> [Fragmento]
--------------------

«La ligera avioneta descendió casi verticalmente sobre las ruinas del edificio que minutos antes de la explosión elevaba su mole sobre las aguas obscuras del Magdalena»
José Antonio Osorio Lizarazo, Barranquilla 2132.
El problema de leer en el 2012 un libro escrito en 1932 sobre el 2132 es que uno no sabe de qué lado ponerse. Barranquilla 2132 narra la aparición de un hombre del pasado en en una ciudad futura presa de una crisis terrorista. Mientras se pasea por las calles de la Barranquilla del futuro y por el asombro de su protagonista, la mente de un lector contemporáneo, al que Hollywood le ha instalado un sistema de entendimiento binario (buenos y malos, terroristas y héroes), lucha por aferrarse a algo de esta novela de ciencia ficción escrita hace 80 años por el bogotano José Antonio Osorio Lizarazo y reeditada en 2011 por la pequeña editorial Laguna Libros, junto a otros dos textos colombianos del mismo género.

--------------------

[Entradas de posición de los elementos]

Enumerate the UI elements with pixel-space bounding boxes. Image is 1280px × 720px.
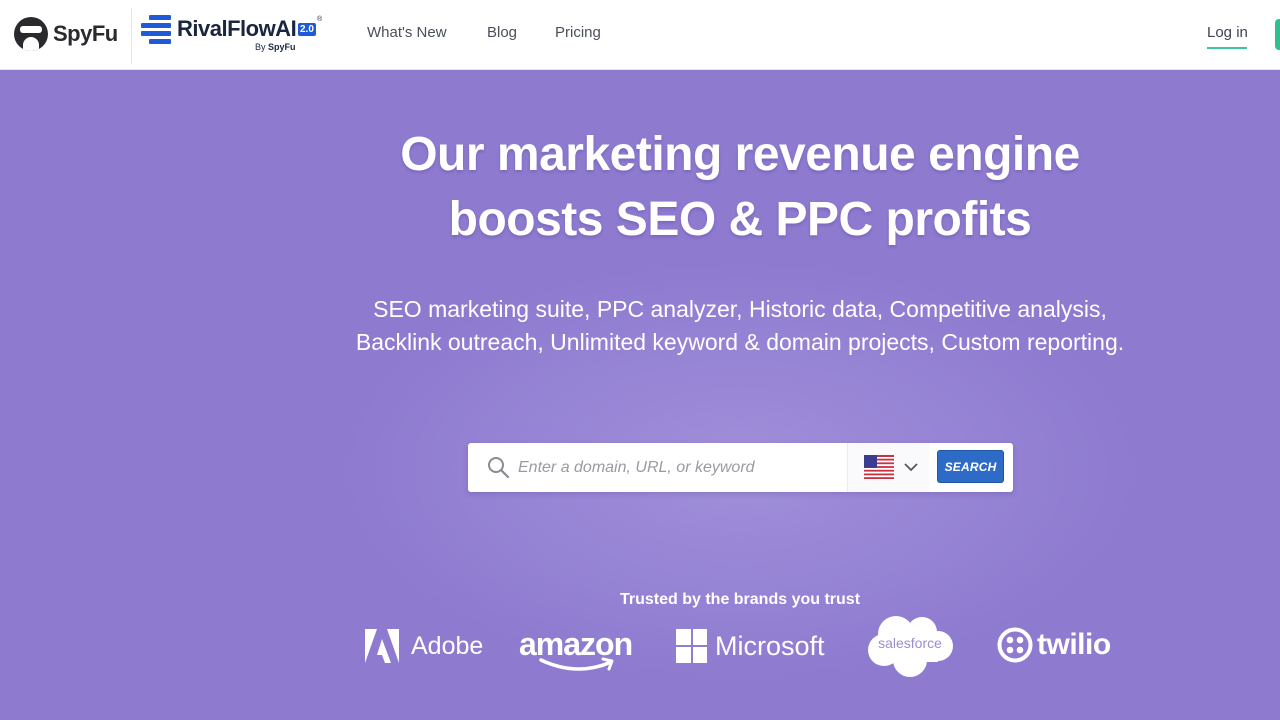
brand-salesforce-label: salesforce xyxy=(878,635,942,651)
rivalflow-logo[interactable]: RivalFlowAI 2.0 ® By SpyFu xyxy=(141,12,326,56)
login-underline xyxy=(1207,47,1247,49)
twilio-logo-icon xyxy=(997,627,1033,663)
search-bar: SEARCH xyxy=(468,443,1013,492)
brand-adobe-label: Adobe xyxy=(411,631,484,660)
chevron-down-icon xyxy=(904,463,918,472)
header-divider xyxy=(131,8,132,64)
hero-title-line2: boosts SEO & PPC profits xyxy=(448,193,1032,246)
search-input[interactable] xyxy=(518,449,843,486)
brand-amazon: amazon xyxy=(519,626,634,676)
us-flag-icon xyxy=(864,455,894,479)
adobe-logo-icon xyxy=(365,629,399,663)
spyfu-logo-icon xyxy=(14,17,48,51)
rivalflow-version-badge: 2.0 xyxy=(298,23,316,36)
rivalflow-logo-icon xyxy=(141,15,171,44)
brand-adobe: Adobe xyxy=(365,628,483,664)
rivalflow-byline: By SpyFu xyxy=(255,42,296,52)
brand-microsoft-label: Microsoft xyxy=(715,630,825,661)
country-select[interactable] xyxy=(847,443,929,492)
hero-title: Our marketing revenue engine boosts SEO … xyxy=(340,122,1140,252)
spyfu-logo-text: SpyFu xyxy=(53,21,118,46)
nav-whats-new[interactable]: What's New xyxy=(367,24,447,41)
brand-twilio-label: twilio xyxy=(1037,628,1111,661)
hero-subtitle: SEO marketing suite, PPC analyzer, Histo… xyxy=(355,296,1125,355)
signup-button-edge[interactable] xyxy=(1275,19,1280,50)
brand-salesforce: salesforce xyxy=(866,614,954,678)
byline-by: By xyxy=(255,42,266,52)
hero-title-line1: Our marketing revenue engine xyxy=(400,128,1080,181)
spyfu-logo[interactable]: SpyFu xyxy=(14,14,118,54)
brand-microsoft: Microsoft xyxy=(676,628,825,664)
search-button[interactable]: SEARCH xyxy=(937,450,1004,483)
amazon-smile-icon xyxy=(539,657,614,671)
byline-brand: SpyFu xyxy=(268,42,296,52)
microsoft-logo-icon xyxy=(676,629,707,663)
brand-twilio: twilio xyxy=(997,625,1111,665)
registered-mark: ® xyxy=(317,16,323,23)
rivalflow-name: RivalFlowAI xyxy=(177,16,297,41)
site-header: SpyFu RivalFlowAI 2.0 ® By SpyFu What's … xyxy=(0,0,1280,70)
search-icon xyxy=(488,457,510,479)
nav-pricing[interactable]: Pricing xyxy=(555,24,601,41)
trusted-heading: Trusted by the brands you trust xyxy=(619,591,861,608)
login-link[interactable]: Log in xyxy=(1207,24,1248,41)
nav-blog[interactable]: Blog xyxy=(487,24,517,41)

--------------------

> [Tarea asignada]
Repite íntegro el fragmento sobre la novela Barranquilla 2132, sin alterar nada. Los registros no hacen falta para resolver esto.

> [Solución propuesta]
«La ligera avioneta descendió casi verticalmente sobre las ruinas del edificio que minutos antes de la explosión elevaba su mole sobre las aguas obscuras del Magdalena»
José Antonio Osorio Lizarazo, Barranquilla 2132.
El problema de leer en el 2012 un libro escrito en 1932 sobre el 2132 es que uno no sabe de qué lado ponerse. Barranquilla 2132 narra la aparición de un hombre del pasado en en una ciudad futura presa de una crisis terrorista. Mientras se pasea por las calles de la Barranquilla del futuro y por el asombro de su protagonista, la mente de un lector contemporáneo, al que Hollywood le ha instalado un sistema de entendimiento binario (buenos y malos, terroristas y héroes), lucha por aferrarse a algo de esta novela de ciencia ficción escrita hace 80 años por el bogotano José Antonio Osorio Lizarazo y reeditada en 2011 por la pequeña editorial Laguna Libros, junto a otros dos textos colombianos del mismo género.